### What to work on:
List each line holding the string "Change".

— Start Records shown —

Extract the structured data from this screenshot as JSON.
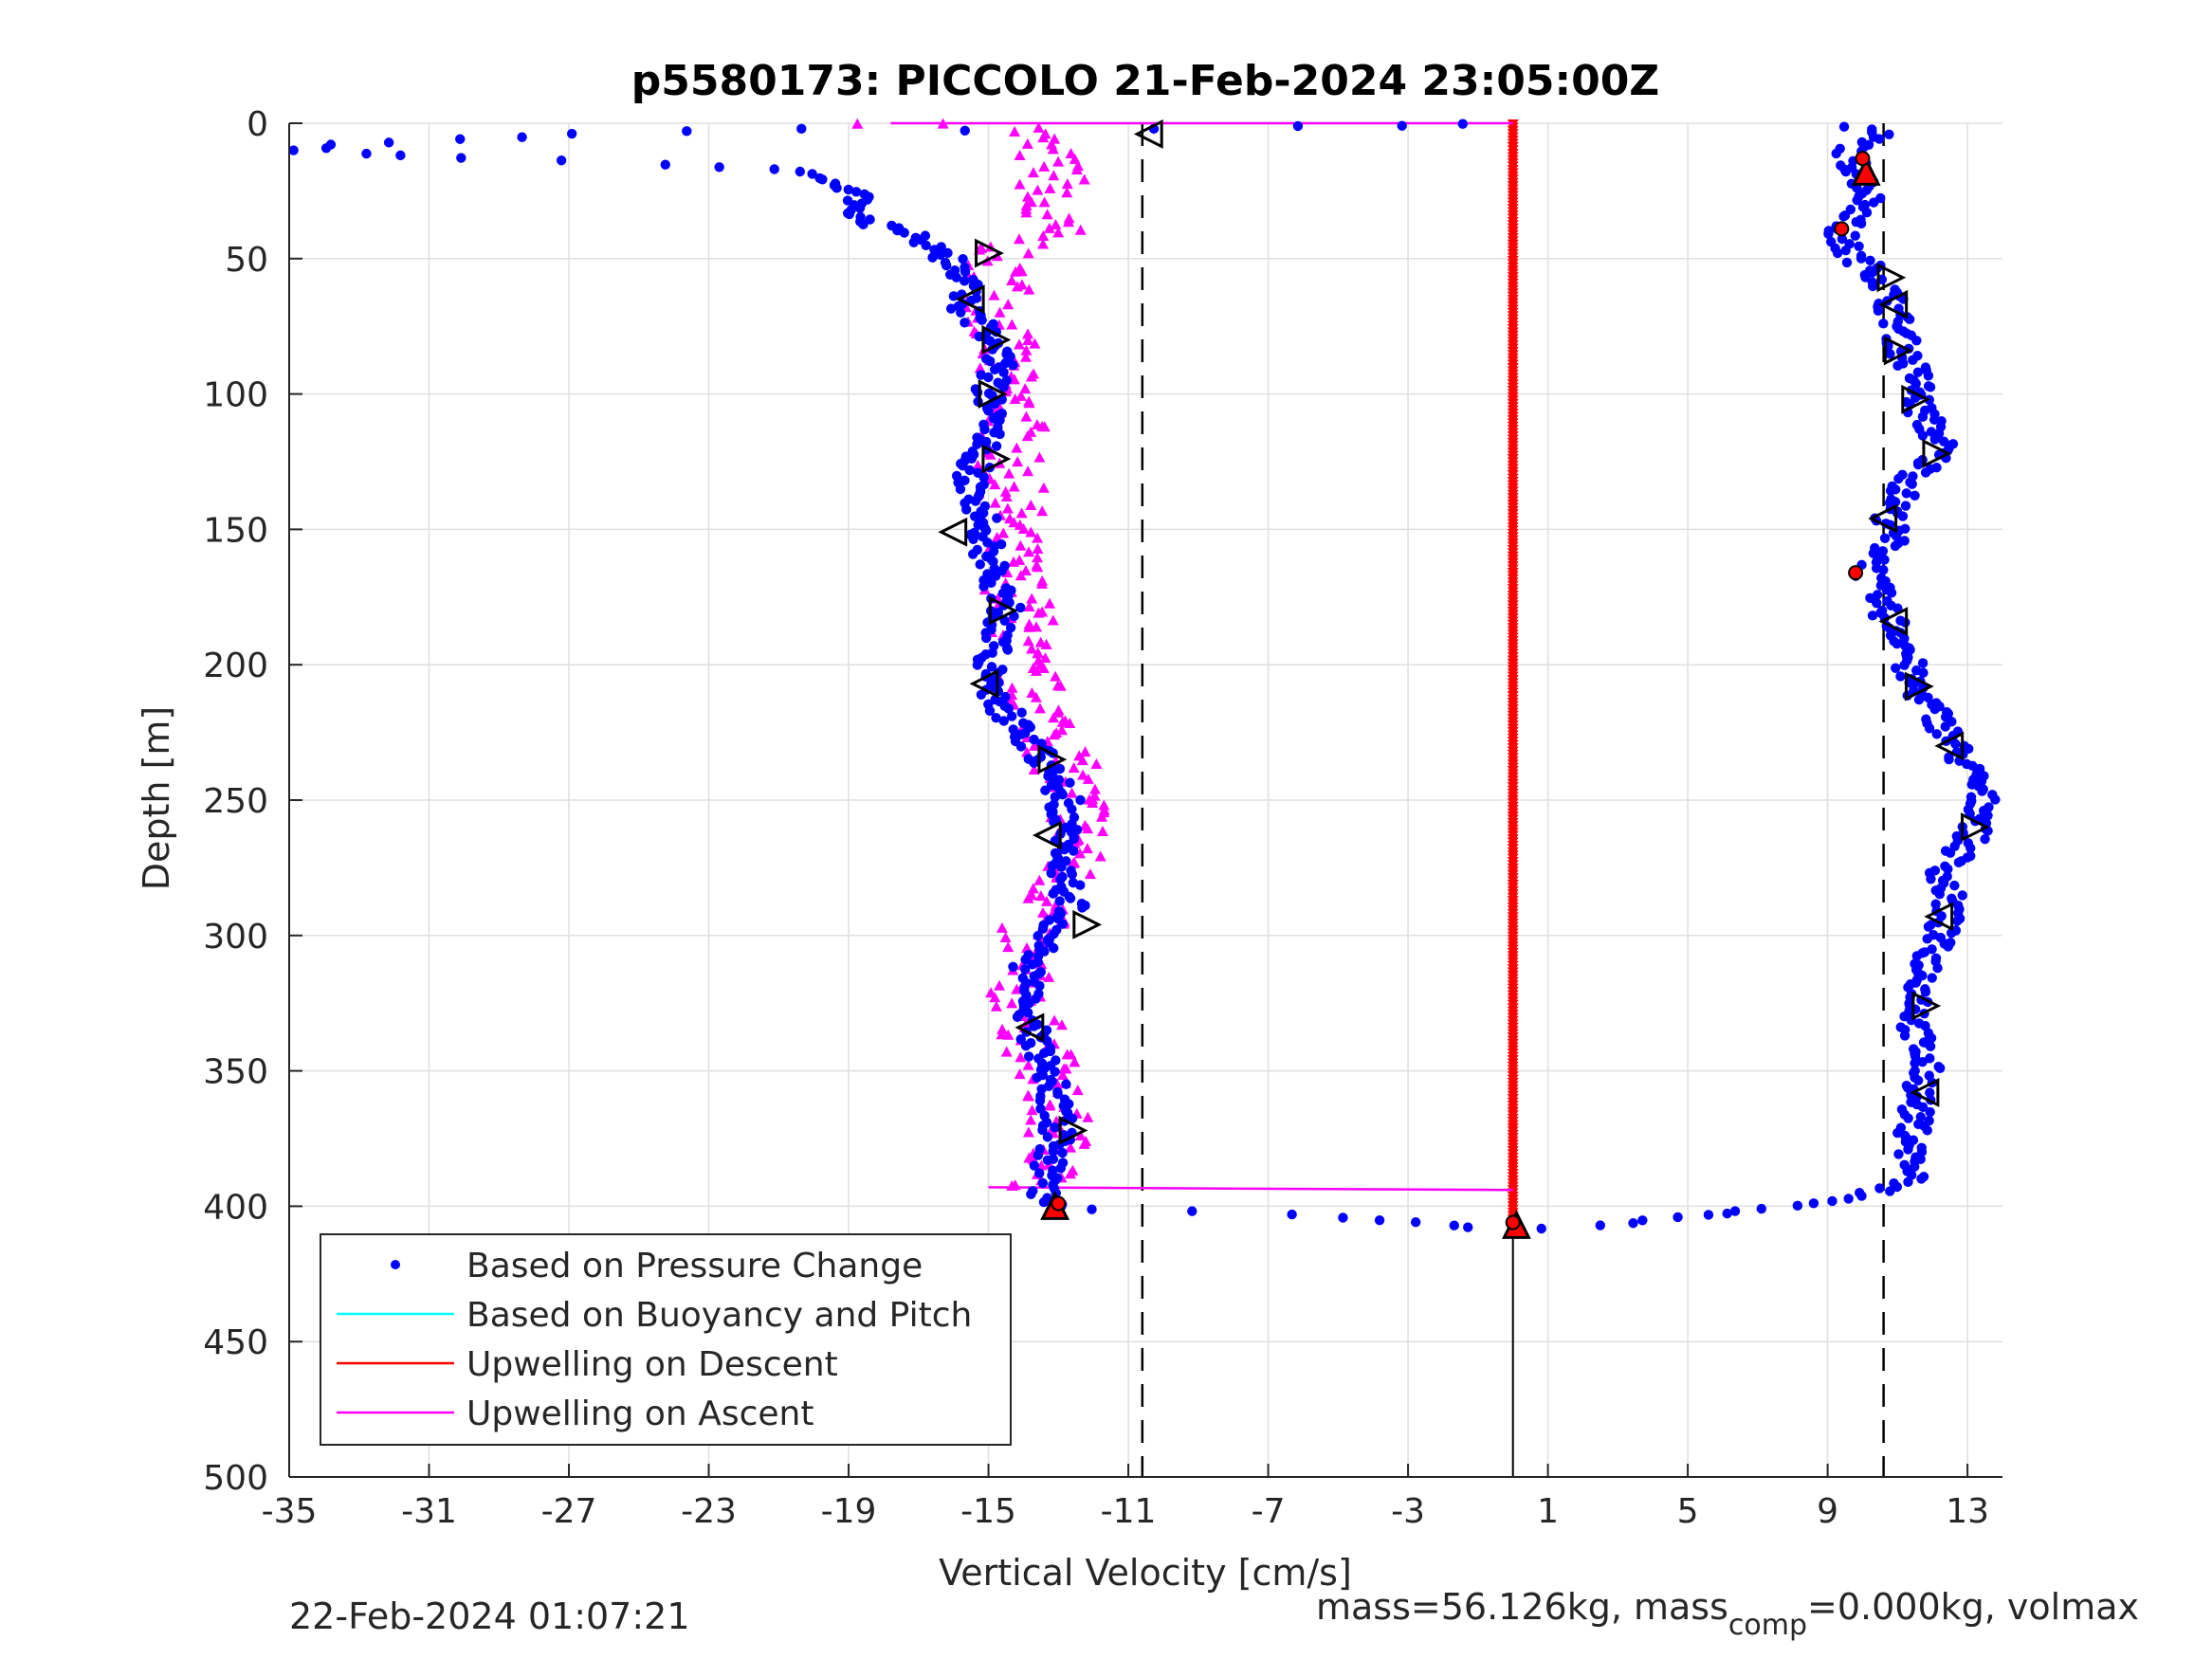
{
  "chart_data": {
    "type": "scatter",
    "title": "p5580173: PICCOLO 21-Feb-2024 23:05:00Z",
    "xlabel": "Vertical Velocity [cm/s]",
    "ylabel": "Depth [m]",
    "xlim": [
      -35,
      14
    ],
    "ylim": [
      0,
      500
    ],
    "y_reversed": true,
    "grid": true,
    "legend_position": "bottom-left",
    "x_ticks": [
      -35,
      -31,
      -27,
      -23,
      -19,
      -15,
      -11,
      -7,
      -3,
      1,
      5,
      9,
      13
    ],
    "y_ticks": [
      0,
      50,
      100,
      150,
      200,
      250,
      300,
      350,
      400,
      450,
      500
    ],
    "x_tick_labels": [
      "-35",
      "-31",
      "-27",
      "-23",
      "-19",
      "-15",
      "-11",
      "-7",
      "-3",
      "1",
      "5",
      "9",
      "13"
    ],
    "y_tick_labels": [
      "0",
      "50",
      "100",
      "150",
      "200",
      "250",
      "300",
      "350",
      "400",
      "450",
      "500"
    ],
    "reference_lines": {
      "dashed_x": [
        -10.6,
        10.6
      ],
      "solid_x": 0,
      "solid_y_range": [
        408,
        500
      ]
    },
    "legend": [
      {
        "label": "Based on Pressure Change",
        "color": "#0000ff",
        "style": "dot"
      },
      {
        "label": "Based on Buoyancy and Pitch",
        "color": "#00ffff",
        "style": "line"
      },
      {
        "label": "Upwelling on Descent",
        "color": "#ff0000",
        "style": "line"
      },
      {
        "label": "Upwelling on Ascent",
        "color": "#ff00ff",
        "style": "line"
      }
    ],
    "series": [
      {
        "name": "Based on Pressure Change",
        "color": "#0000ff",
        "segments": [
          {
            "part": "descent",
            "points": [
              [
                9.6,
                1
              ],
              [
                10.5,
                3
              ],
              [
                10.0,
                7
              ],
              [
                9.6,
                12
              ],
              [
                9.9,
                18
              ],
              [
                10.2,
                25
              ],
              [
                10.1,
                32
              ],
              [
                9.3,
                40
              ],
              [
                9.6,
                48
              ],
              [
                10.5,
                56
              ],
              [
                10.8,
                65
              ],
              [
                11.0,
                75
              ],
              [
                11.2,
                85
              ],
              [
                11.6,
                95
              ],
              [
                11.6,
                105
              ],
              [
                12.3,
                120
              ],
              [
                11.2,
                135
              ],
              [
                10.8,
                145
              ],
              [
                10.8,
                155
              ],
              [
                10.2,
                167
              ],
              [
                10.6,
                180
              ],
              [
                11.3,
                192
              ],
              [
                11.3,
                205
              ],
              [
                12.2,
                220
              ],
              [
                12.7,
                232
              ],
              [
                13.3,
                245
              ],
              [
                13.5,
                256
              ],
              [
                13.0,
                265
              ],
              [
                12.3,
                278
              ],
              [
                12.5,
                290
              ],
              [
                12.0,
                305
              ],
              [
                11.7,
                320
              ],
              [
                11.5,
                335
              ],
              [
                11.8,
                350
              ],
              [
                11.5,
                365
              ],
              [
                11.4,
                380
              ],
              [
                11.4,
                390
              ],
              [
                10.0,
                396
              ],
              [
                8.0,
                400
              ],
              [
                4.0,
                405
              ],
              [
                2.5,
                407
              ],
              [
                0.5,
                408
              ]
            ]
          },
          {
            "part": "ascent",
            "points": [
              [
                -1.2,
                408
              ],
              [
                -3.5,
                405
              ],
              [
                -6.0,
                403
              ],
              [
                -8.8,
                402
              ],
              [
                -12.0,
                401
              ],
              [
                -13.2,
                400
              ],
              [
                -13.5,
                395
              ],
              [
                -13.3,
                385
              ],
              [
                -13.0,
                370
              ],
              [
                -13.2,
                355
              ],
              [
                -13.6,
                340
              ],
              [
                -13.8,
                325
              ],
              [
                -14.0,
                315
              ],
              [
                -13.4,
                300
              ],
              [
                -12.6,
                290
              ],
              [
                -12.9,
                275
              ],
              [
                -12.9,
                260
              ],
              [
                -12.8,
                250
              ],
              [
                -13.2,
                240
              ],
              [
                -14.0,
                225
              ],
              [
                -15.0,
                210
              ],
              [
                -15.0,
                200
              ],
              [
                -14.5,
                180
              ],
              [
                -15.0,
                160
              ],
              [
                -15.2,
                145
              ],
              [
                -15.5,
                130
              ],
              [
                -15.0,
                115
              ],
              [
                -15.0,
                100
              ],
              [
                -14.6,
                85
              ],
              [
                -15.6,
                70
              ],
              [
                -15.8,
                55
              ],
              [
                -16.5,
                45
              ],
              [
                -18.0,
                38
              ],
              [
                -19.0,
                33
              ],
              [
                -18.5,
                28
              ],
              [
                -19.5,
                22
              ],
              [
                -20.0,
                18
              ],
              [
                -21.0,
                17
              ],
              [
                -22.5,
                16
              ],
              [
                -24.2,
                15
              ],
              [
                -30.0,
                13
              ],
              [
                -34.5,
                10
              ],
              [
                -33.5,
                8
              ],
              [
                -26.5,
                4
              ],
              [
                -20.0,
                2
              ],
              [
                -15.5,
                3
              ],
              [
                -10.5,
                2
              ],
              [
                -6.5,
                1
              ],
              [
                -3.0,
                1
              ],
              [
                -1.0,
                0
              ]
            ]
          }
        ]
      },
      {
        "name": "Upwelling on Ascent",
        "color": "#ff00ff",
        "points": [
          [
            -17.8,
            0
          ],
          [
            -14.0,
            2
          ],
          [
            -13.5,
            10
          ],
          [
            -13.0,
            20
          ],
          [
            -13.8,
            30
          ],
          [
            -13.2,
            40
          ],
          [
            -15.0,
            50
          ],
          [
            -14.5,
            60
          ],
          [
            -14.8,
            70
          ],
          [
            -14.6,
            80
          ],
          [
            -14.7,
            90
          ],
          [
            -14.4,
            100
          ],
          [
            -14.2,
            110
          ],
          [
            -14.5,
            125
          ],
          [
            -14.3,
            140
          ],
          [
            -14.5,
            155
          ],
          [
            -14.2,
            170
          ],
          [
            -14.0,
            185
          ],
          [
            -14.2,
            200
          ],
          [
            -13.5,
            215
          ],
          [
            -13.0,
            230
          ],
          [
            -12.7,
            245
          ],
          [
            -12.3,
            255
          ],
          [
            -12.6,
            270
          ],
          [
            -13.0,
            285
          ],
          [
            -14.0,
            300
          ],
          [
            -14.2,
            315
          ],
          [
            -13.9,
            330
          ],
          [
            -13.5,
            345
          ],
          [
            -13.2,
            360
          ],
          [
            -13.0,
            375
          ],
          [
            -13.0,
            390
          ],
          [
            -15.0,
            393
          ]
        ],
        "connectors": [
          [
            [
              -17.8,
              0
            ],
            [
              0,
              0
            ]
          ],
          [
            [
              -15.0,
              393
            ],
            [
              0,
              394
            ]
          ]
        ]
      },
      {
        "name": "Upwelling on Descent",
        "color": "#ff0000",
        "points_x": 0,
        "depth_range": [
          0,
          408
        ]
      }
    ],
    "markers": {
      "triangles": [
        {
          "dir": "left",
          "points": [
            [
              -10.4,
              4
            ],
            [
              -15.5,
              65
            ],
            [
              -16.0,
              151
            ],
            [
              -15.1,
              207
            ],
            [
              -13.3,
              263
            ],
            [
              -13.8,
              334
            ],
            [
              10.9,
              67
            ],
            [
              10.6,
              146
            ],
            [
              10.9,
              184
            ],
            [
              12.5,
              230
            ],
            [
              12.2,
              293
            ],
            [
              11.8,
              358
            ]
          ]
        },
        {
          "dir": "right",
          "points": [
            [
              -15.0,
              48
            ],
            [
              -14.8,
              80
            ],
            [
              -14.9,
              100
            ],
            [
              -14.8,
              124
            ],
            [
              -14.6,
              180
            ],
            [
              -13.2,
              235
            ],
            [
              -12.2,
              296
            ],
            [
              -12.6,
              372
            ],
            [
              10.8,
              57
            ],
            [
              11.0,
              84
            ],
            [
              11.5,
              102
            ],
            [
              12.1,
              122
            ],
            [
              11.6,
              208
            ],
            [
              13.2,
              260
            ],
            [
              11.8,
              326
            ]
          ]
        },
        {
          "dir": "up",
          "filled": true,
          "points": [
            [
              10.1,
              18
            ],
            [
              -13.1,
              400
            ],
            [
              0.1,
              407
            ]
          ]
        }
      ],
      "red_dots": [
        [
          10.0,
          13
        ],
        [
          9.4,
          39
        ],
        [
          9.8,
          166
        ],
        [
          -13.0,
          399
        ],
        [
          0.0,
          406
        ]
      ]
    }
  },
  "footer": {
    "timestamp": "22-Feb-2024 01:07:21",
    "mass_prefix": "mass=56.126kg, mass",
    "mass_sub": "comp",
    "mass_suffix": "=0.000kg, volmax"
  }
}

— End Records shown —

### Final result:
        "label": "Based on Pressure Change",
        "name": "Based on Pressure Change",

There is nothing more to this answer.